▸ Material shown:
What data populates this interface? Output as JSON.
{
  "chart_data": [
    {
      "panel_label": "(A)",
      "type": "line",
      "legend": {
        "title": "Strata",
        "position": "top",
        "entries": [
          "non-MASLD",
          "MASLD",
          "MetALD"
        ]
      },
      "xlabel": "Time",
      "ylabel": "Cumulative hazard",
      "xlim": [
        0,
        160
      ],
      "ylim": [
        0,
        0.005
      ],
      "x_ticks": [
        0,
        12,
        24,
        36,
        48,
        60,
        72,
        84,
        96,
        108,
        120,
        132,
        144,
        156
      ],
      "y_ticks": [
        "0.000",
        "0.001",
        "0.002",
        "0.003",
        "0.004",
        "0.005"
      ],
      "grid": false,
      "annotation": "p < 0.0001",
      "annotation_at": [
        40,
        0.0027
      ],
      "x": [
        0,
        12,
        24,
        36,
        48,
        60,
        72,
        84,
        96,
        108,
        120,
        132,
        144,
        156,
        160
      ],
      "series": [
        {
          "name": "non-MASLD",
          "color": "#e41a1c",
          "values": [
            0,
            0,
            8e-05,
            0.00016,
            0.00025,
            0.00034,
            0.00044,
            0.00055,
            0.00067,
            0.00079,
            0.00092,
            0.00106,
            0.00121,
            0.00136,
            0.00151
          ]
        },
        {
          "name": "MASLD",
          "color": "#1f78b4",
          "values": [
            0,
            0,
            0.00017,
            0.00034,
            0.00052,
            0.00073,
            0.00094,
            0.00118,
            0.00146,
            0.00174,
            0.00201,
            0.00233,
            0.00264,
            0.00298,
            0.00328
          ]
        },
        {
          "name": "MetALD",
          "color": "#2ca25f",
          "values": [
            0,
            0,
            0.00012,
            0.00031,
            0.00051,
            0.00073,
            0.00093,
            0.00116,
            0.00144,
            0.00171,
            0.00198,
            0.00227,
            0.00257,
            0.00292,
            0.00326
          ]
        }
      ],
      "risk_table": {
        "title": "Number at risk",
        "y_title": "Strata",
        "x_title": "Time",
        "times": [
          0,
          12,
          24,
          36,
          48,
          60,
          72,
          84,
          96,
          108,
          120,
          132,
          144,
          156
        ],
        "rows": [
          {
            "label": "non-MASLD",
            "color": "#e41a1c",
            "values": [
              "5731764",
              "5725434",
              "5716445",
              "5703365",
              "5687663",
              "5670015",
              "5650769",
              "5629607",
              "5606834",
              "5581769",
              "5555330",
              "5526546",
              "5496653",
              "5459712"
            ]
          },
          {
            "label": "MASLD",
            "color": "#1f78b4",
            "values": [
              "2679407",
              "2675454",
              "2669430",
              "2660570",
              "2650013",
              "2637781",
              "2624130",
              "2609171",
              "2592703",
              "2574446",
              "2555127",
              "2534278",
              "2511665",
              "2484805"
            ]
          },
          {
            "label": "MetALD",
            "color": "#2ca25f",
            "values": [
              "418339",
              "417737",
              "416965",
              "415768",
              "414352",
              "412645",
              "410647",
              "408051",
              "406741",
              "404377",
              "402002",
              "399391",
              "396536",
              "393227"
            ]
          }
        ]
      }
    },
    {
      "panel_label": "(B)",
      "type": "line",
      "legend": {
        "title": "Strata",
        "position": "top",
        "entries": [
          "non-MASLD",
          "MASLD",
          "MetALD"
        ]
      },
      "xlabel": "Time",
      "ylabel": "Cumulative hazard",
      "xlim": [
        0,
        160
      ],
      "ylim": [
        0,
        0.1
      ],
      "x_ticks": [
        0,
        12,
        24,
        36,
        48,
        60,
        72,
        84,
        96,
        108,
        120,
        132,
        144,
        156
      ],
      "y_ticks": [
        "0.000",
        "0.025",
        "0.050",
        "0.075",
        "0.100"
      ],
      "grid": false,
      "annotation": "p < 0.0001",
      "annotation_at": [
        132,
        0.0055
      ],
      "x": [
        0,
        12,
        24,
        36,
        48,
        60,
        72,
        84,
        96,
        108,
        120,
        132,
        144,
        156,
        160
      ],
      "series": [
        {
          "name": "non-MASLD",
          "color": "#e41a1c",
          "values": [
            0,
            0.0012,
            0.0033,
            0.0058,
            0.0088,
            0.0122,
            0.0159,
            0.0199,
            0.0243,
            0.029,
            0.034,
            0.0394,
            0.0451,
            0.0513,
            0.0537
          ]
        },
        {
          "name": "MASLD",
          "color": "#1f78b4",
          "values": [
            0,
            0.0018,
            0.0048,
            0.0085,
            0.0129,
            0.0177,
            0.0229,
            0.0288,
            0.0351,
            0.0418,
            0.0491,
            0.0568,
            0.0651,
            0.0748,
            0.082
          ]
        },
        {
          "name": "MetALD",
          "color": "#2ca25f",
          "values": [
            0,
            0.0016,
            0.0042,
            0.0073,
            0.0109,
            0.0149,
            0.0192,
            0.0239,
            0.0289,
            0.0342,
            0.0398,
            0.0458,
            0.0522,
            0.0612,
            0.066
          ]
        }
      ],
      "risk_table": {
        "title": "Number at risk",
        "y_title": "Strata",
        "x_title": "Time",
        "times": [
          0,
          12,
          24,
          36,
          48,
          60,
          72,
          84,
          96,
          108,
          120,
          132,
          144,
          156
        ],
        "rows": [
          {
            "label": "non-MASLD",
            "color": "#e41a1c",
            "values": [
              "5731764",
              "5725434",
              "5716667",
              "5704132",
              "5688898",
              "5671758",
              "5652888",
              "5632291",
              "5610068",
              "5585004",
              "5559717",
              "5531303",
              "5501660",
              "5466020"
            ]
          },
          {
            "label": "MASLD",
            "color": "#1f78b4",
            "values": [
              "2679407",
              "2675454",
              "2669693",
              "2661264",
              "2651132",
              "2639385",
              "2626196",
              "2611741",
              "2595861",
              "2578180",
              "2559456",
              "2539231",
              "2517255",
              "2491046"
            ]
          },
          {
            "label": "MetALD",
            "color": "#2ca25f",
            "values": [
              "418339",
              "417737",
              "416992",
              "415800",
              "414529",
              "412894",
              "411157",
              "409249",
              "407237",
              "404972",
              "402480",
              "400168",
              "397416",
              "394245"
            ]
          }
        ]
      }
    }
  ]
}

▸ What you need to do:
Copy the records above exactly as they appear.

▸ Solution for this task:
What data populates this interface? Output as JSON.
{
  "chart_data": [
    {
      "panel_label": "(A)",
      "type": "line",
      "legend": {
        "title": "Strata",
        "position": "top",
        "entries": [
          "non-MASLD",
          "MASLD",
          "MetALD"
        ]
      },
      "xlabel": "Time",
      "ylabel": "Cumulative hazard",
      "xlim": [
        0,
        160
      ],
      "ylim": [
        0,
        0.005
      ],
      "x_ticks": [
        0,
        12,
        24,
        36,
        48,
        60,
        72,
        84,
        96,
        108,
        120,
        132,
        144,
        156
      ],
      "y_ticks": [
        "0.000",
        "0.001",
        "0.002",
        "0.003",
        "0.004",
        "0.005"
      ],
      "grid": false,
      "annotation": "p < 0.0001",
      "annotation_at": [
        40,
        0.0027
      ],
      "x": [
        0,
        12,
        24,
        36,
        48,
        60,
        72,
        84,
        96,
        108,
        120,
        132,
        144,
        156,
        160
      ],
      "series": [
        {
          "name": "non-MASLD",
          "color": "#e41a1c",
          "values": [
            0,
            0,
            8e-05,
            0.00016,
            0.00025,
            0.00034,
            0.00044,
            0.00055,
            0.00067,
            0.00079,
            0.00092,
            0.00106,
            0.00121,
            0.00136,
            0.00151
          ]
        },
        {
          "name": "MASLD",
          "color": "#1f78b4",
          "values": [
            0,
            0,
            0.00017,
            0.00034,
            0.00052,
            0.00073,
            0.00094,
            0.00118,
            0.00146,
            0.00174,
            0.00201,
            0.00233,
            0.00264,
            0.00298,
            0.00328
          ]
        },
        {
          "name": "MetALD",
          "color": "#2ca25f",
          "values": [
            0,
            0,
            0.00012,
            0.00031,
            0.00051,
            0.00073,
            0.00093,
            0.00116,
            0.00144,
            0.00171,
            0.00198,
            0.00227,
            0.00257,
            0.00292,
            0.00326
          ]
        }
      ],
      "risk_table": {
        "title": "Number at risk",
        "y_title": "Strata",
        "x_title": "Time",
        "times": [
          0,
          12,
          24,
          36,
          48,
          60,
          72,
          84,
          96,
          108,
          120,
          132,
          144,
          156
        ],
        "rows": [
          {
            "label": "non-MASLD",
            "color": "#e41a1c",
            "values": [
              "5731764",
              "5725434",
              "5716445",
              "5703365",
              "5687663",
              "5670015",
              "5650769",
              "5629607",
              "5606834",
              "5581769",
              "5555330",
              "5526546",
              "5496653",
              "5459712"
            ]
          },
          {
            "label": "MASLD",
            "color": "#1f78b4",
            "values": [
              "2679407",
              "2675454",
              "2669430",
              "2660570",
              "2650013",
              "2637781",
              "2624130",
              "2609171",
              "2592703",
              "2574446",
              "2555127",
              "2534278",
              "2511665",
              "2484805"
            ]
          },
          {
            "label": "MetALD",
            "color": "#2ca25f",
            "values": [
              "418339",
              "417737",
              "416965",
              "415768",
              "414352",
              "412645",
              "410647",
              "408051",
              "406741",
              "404377",
              "402002",
              "399391",
              "396536",
              "393227"
            ]
          }
        ]
      }
    },
    {
      "panel_label": "(B)",
      "type": "line",
      "legend": {
        "title": "Strata",
        "position": "top",
        "entries": [
          "non-MASLD",
          "MASLD",
          "MetALD"
        ]
      },
      "xlabel": "Time",
      "ylabel": "Cumulative hazard",
      "xlim": [
        0,
        160
      ],
      "ylim": [
        0,
        0.1
      ],
      "x_ticks": [
        0,
        12,
        24,
        36,
        48,
        60,
        72,
        84,
        96,
        108,
        120,
        132,
        144,
        156
      ],
      "y_ticks": [
        "0.000",
        "0.025",
        "0.050",
        "0.075",
        "0.100"
      ],
      "grid": false,
      "annotation": "p < 0.0001",
      "annotation_at": [
        132,
        0.0055
      ],
      "x": [
        0,
        12,
        24,
        36,
        48,
        60,
        72,
        84,
        96,
        108,
        120,
        132,
        144,
        156,
        160
      ],
      "series": [
        {
          "name": "non-MASLD",
          "color": "#e41a1c",
          "values": [
            0,
            0.0012,
            0.0033,
            0.0058,
            0.0088,
            0.0122,
            0.0159,
            0.0199,
            0.0243,
            0.029,
            0.034,
            0.0394,
            0.0451,
            0.0513,
            0.0537
          ]
        },
        {
          "name": "MASLD",
          "color": "#1f78b4",
          "values": [
            0,
            0.0018,
            0.0048,
            0.0085,
            0.0129,
            0.0177,
            0.0229,
            0.0288,
            0.0351,
            0.0418,
            0.0491,
            0.0568,
            0.0651,
            0.0748,
            0.082
          ]
        },
        {
          "name": "MetALD",
          "color": "#2ca25f",
          "values": [
            0,
            0.0016,
            0.0042,
            0.0073,
            0.0109,
            0.0149,
            0.0192,
            0.0239,
            0.0289,
            0.0342,
            0.0398,
            0.0458,
            0.0522,
            0.0612,
            0.066
          ]
        }
      ],
      "risk_table": {
        "title": "Number at risk",
        "y_title": "Strata",
        "x_title": "Time",
        "times": [
          0,
          12,
          24,
          36,
          48,
          60,
          72,
          84,
          96,
          108,
          120,
          132,
          144,
          156
        ],
        "rows": [
          {
            "label": "non-MASLD",
            "color": "#e41a1c",
            "values": [
              "5731764",
              "5725434",
              "5716667",
              "5704132",
              "5688898",
              "5671758",
              "5652888",
              "5632291",
              "5610068",
              "5585004",
              "5559717",
              "5531303",
              "5501660",
              "5466020"
            ]
          },
          {
            "label": "MASLD",
            "color": "#1f78b4",
            "values": [
              "2679407",
              "2675454",
              "2669693",
              "2661264",
              "2651132",
              "2639385",
              "2626196",
              "2611741",
              "2595861",
              "2578180",
              "2559456",
              "2539231",
              "2517255",
              "2491046"
            ]
          },
          {
            "label": "MetALD",
            "color": "#2ca25f",
            "values": [
              "418339",
              "417737",
              "416992",
              "415800",
              "414529",
              "412894",
              "411157",
              "409249",
              "407237",
              "404972",
              "402480",
              "400168",
              "397416",
              "394245"
            ]
          }
        ]
      }
    }
  ]
}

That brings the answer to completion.